* [WHAT TO DO]:
Search the data for the string "forecasts" and gather each line it is in.
===== GIVEN RECORDS =====
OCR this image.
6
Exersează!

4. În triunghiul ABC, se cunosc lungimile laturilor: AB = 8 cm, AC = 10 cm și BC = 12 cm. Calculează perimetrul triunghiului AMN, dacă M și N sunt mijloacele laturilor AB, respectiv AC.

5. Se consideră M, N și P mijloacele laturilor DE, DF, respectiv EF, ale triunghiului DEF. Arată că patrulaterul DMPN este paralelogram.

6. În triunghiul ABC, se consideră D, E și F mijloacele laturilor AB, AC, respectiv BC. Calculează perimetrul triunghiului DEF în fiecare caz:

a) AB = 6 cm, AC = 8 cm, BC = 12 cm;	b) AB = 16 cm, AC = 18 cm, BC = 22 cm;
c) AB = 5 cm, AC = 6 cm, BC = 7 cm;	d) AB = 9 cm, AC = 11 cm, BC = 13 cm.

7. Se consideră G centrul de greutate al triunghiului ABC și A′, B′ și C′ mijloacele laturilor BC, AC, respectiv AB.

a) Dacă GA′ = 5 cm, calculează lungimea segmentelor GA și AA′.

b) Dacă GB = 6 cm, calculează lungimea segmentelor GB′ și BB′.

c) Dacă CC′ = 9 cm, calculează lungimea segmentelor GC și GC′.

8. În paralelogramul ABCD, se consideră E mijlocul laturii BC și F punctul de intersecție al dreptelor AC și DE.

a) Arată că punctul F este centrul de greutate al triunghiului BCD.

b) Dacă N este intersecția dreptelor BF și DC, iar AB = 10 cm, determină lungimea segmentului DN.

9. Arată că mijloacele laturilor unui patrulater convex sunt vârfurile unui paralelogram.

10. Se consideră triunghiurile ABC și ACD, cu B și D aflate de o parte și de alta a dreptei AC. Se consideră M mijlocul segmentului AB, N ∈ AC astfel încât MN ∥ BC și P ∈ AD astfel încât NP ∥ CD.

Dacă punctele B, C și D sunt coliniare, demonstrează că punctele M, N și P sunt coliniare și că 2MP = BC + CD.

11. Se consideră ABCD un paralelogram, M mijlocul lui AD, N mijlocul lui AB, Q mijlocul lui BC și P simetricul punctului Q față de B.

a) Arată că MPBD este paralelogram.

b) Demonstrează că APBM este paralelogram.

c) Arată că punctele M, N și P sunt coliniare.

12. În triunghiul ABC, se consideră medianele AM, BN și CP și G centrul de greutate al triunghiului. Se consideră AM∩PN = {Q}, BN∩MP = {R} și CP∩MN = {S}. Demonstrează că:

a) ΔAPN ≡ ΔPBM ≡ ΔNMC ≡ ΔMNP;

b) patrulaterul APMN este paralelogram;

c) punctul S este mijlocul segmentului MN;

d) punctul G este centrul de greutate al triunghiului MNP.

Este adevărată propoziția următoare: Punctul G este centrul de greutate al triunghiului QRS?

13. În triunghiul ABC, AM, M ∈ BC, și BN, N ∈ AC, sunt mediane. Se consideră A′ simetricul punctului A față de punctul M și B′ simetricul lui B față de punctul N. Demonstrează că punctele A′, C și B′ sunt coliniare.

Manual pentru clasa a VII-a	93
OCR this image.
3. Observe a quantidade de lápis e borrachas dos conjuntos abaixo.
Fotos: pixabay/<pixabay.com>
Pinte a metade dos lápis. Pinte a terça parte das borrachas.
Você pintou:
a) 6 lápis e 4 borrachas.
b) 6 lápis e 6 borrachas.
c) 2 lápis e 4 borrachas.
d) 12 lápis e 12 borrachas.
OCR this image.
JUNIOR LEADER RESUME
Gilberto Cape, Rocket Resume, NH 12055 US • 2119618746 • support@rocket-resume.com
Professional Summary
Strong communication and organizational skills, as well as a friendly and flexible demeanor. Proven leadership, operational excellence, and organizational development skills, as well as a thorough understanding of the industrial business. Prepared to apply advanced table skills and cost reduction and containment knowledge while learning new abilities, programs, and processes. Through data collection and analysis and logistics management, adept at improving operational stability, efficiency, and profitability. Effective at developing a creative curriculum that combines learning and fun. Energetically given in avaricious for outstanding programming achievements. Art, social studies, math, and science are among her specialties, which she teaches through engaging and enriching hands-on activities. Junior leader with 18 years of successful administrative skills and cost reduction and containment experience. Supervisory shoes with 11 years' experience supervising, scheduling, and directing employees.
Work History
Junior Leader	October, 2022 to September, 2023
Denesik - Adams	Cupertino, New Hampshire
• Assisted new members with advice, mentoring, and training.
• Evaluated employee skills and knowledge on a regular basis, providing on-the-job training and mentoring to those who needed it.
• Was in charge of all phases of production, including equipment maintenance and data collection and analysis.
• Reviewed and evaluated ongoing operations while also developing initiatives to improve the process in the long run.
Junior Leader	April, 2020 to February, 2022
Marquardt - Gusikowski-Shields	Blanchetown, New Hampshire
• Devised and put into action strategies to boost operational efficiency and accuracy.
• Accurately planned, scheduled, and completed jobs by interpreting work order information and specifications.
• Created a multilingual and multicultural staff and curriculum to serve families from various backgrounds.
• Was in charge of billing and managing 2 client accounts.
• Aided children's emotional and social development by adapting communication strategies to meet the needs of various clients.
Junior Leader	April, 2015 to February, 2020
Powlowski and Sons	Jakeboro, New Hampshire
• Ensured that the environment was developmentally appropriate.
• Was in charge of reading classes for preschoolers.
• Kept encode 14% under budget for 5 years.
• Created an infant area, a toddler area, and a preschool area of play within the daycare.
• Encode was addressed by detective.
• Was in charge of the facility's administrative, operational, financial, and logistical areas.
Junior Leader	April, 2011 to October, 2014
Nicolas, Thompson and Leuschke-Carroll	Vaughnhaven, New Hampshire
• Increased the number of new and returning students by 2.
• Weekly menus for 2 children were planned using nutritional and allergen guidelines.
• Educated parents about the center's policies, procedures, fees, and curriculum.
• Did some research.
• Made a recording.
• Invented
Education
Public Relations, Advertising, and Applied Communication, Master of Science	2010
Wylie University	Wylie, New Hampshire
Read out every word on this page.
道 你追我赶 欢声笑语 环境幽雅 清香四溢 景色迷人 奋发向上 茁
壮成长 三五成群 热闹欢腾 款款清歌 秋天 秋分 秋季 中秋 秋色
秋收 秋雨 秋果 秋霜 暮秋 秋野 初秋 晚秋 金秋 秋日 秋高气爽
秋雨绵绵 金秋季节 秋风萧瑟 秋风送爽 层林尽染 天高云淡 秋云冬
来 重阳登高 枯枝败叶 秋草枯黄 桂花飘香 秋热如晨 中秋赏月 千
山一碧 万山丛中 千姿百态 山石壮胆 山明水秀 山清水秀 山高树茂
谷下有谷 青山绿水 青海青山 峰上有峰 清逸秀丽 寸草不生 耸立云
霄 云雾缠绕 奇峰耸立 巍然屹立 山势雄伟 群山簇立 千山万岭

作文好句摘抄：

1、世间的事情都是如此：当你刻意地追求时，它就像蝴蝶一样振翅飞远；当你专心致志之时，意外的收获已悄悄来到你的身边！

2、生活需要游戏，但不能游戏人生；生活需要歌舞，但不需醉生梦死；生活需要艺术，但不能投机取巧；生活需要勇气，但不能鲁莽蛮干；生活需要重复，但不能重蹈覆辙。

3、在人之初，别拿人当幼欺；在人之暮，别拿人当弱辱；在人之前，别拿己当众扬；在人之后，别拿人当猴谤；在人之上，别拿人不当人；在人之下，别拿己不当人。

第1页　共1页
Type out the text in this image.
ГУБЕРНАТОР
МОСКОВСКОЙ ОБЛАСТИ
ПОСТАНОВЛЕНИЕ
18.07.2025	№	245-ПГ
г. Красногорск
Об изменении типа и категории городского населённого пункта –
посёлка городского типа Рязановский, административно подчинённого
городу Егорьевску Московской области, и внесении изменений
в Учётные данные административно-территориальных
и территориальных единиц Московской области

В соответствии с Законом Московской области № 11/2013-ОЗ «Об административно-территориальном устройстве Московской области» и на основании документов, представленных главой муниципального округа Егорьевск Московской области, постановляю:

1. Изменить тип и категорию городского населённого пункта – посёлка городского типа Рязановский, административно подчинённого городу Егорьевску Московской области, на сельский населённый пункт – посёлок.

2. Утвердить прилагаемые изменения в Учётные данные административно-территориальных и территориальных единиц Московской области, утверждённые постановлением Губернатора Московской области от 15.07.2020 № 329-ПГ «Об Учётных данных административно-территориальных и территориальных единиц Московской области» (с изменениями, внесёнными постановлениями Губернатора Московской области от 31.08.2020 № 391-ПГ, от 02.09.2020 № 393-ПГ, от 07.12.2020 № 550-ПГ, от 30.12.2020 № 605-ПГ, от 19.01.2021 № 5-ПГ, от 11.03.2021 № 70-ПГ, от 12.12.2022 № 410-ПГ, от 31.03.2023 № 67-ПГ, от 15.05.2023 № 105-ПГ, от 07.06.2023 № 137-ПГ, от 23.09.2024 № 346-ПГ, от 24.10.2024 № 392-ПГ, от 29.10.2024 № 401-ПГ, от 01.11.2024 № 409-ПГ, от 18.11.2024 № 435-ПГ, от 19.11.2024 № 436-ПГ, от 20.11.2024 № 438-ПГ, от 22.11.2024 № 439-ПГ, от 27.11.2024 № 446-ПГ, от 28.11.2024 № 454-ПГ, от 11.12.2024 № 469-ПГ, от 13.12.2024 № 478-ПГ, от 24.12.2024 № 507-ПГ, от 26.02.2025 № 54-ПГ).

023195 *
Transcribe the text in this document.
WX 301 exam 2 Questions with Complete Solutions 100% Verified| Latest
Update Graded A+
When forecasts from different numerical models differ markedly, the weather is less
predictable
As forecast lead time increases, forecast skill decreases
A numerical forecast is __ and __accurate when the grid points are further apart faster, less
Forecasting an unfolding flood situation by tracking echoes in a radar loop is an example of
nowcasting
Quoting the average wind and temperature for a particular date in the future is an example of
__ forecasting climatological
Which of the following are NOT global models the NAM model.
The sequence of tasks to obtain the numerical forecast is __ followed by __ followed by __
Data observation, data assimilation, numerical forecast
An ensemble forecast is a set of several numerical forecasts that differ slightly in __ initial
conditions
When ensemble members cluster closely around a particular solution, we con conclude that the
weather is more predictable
=====
* [SOLUTION BELOW]:
When forecasts from different numerical models differ markedly, the weather is less
An ensemble forecast is a set of several numerical forecasts that differ slightly in __ initial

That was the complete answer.